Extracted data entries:
____________

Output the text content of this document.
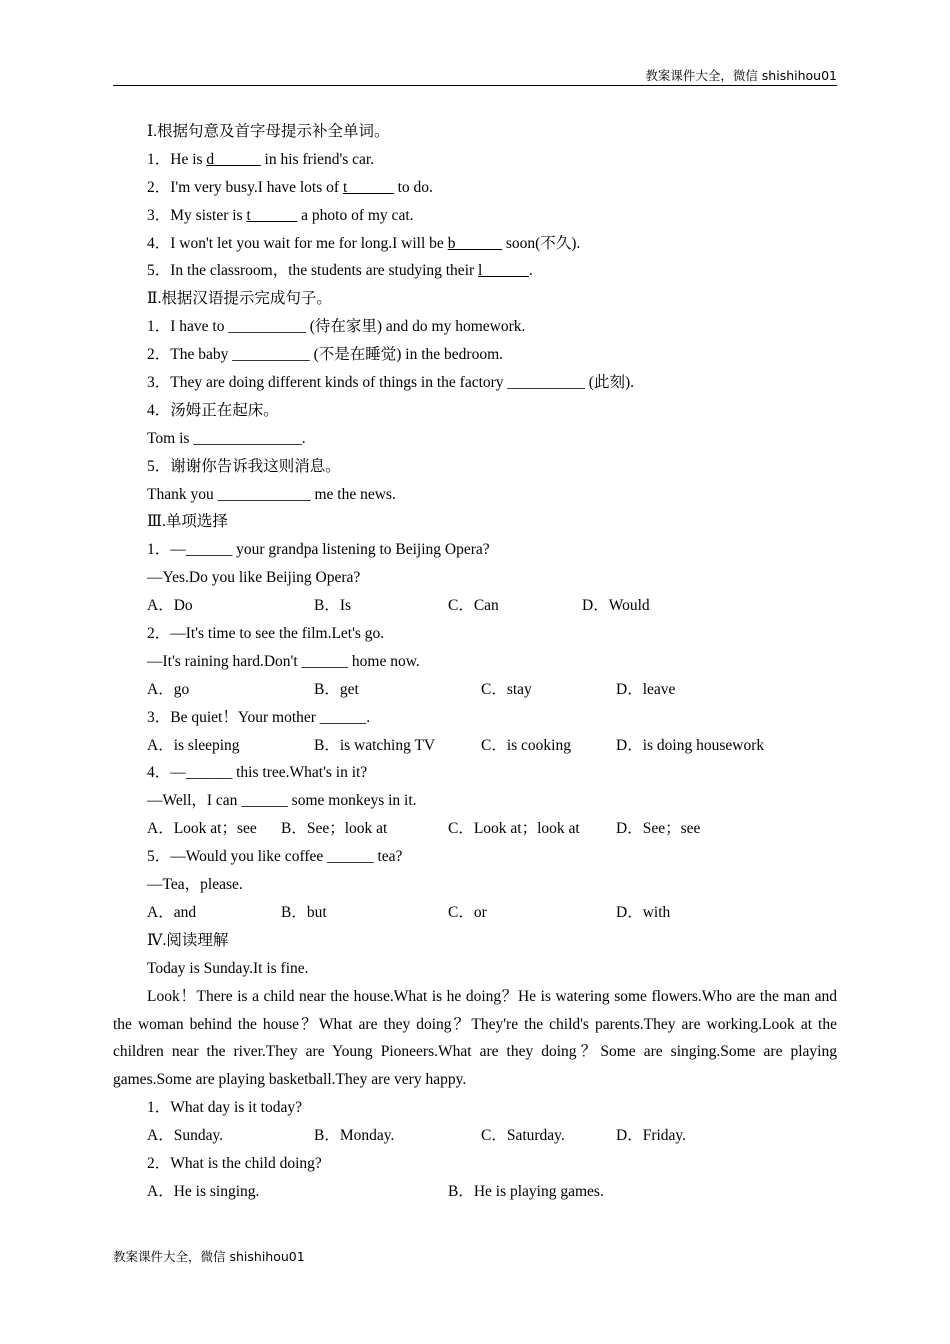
教案课件大全，微信 shishihou01
Ⅰ.根据句意及首字母提示补全单词。
1．He is d______ in his friend's car.
2．I'm very busy.I have lots of t______ to do.
3．My sister is t______ a photo of my cat.
4．I won't let you wait for me for long.I will be b______ soon(不久).
5．In the classroom，the students are studying their l______.
Ⅱ.根据汉语提示完成句子。
1．I have to __________ (待在家里) and do my homework.
2．The baby __________ (不是在睡觉) in the bedroom.
3．They are doing different kinds of things in the factory __________ (此刻).
4．汤姆正在起床。
Tom is ______________.
5．谢谢你告诉我这则消息。
Thank you ____________ me the news.
Ⅲ.单项选择
1．—______ your grandpa listening to Beijing Opera?
—Yes.Do you like Beijing Opera?
A．Do	B．Is	C．Can	D．Would
2．—It's time to see the film.Let's go.
—It's raining hard.Don't ______ home now.
A．go	B．get	C．stay	D．leave
3．Be quiet！Your mother ______.
A．is sleeping	B．is watching TV	C．is cooking	D．is doing housework
4．—______ this tree.What's in it?
—Well，I can ______ some monkeys in it.
A．Look at；see B．See；look at	C．Look at；look at D．See；see
5．—Would you like coffee ______ tea?
—Tea，please.
A．and	B．but	C．or	D．with
Ⅳ.阅读理解
Today is Sunday.It is fine.
Look！There is a child near the house.What is he doing？He is watering some flowers.Who are the man and the woman behind the house？What are they doing？They're the child's parents.They are working.Look at the children near the river.They are Young Pioneers.What are they doing？Some are singing.Some are playing games.Some are playing basketball.They are very happy.
1．What day is it today?
A．Sunday.	B．Monday.	C．Saturday.	D．Friday.
2．What is the child doing?
A．He is singing.	B．He is playing games.
教案课件大全，微信 shishihou01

____________

INSTRUCTION: A line counts if it holds the word "Opera". How many lines of the entries count? Give the number only.

THE COMPLETED TASK: 2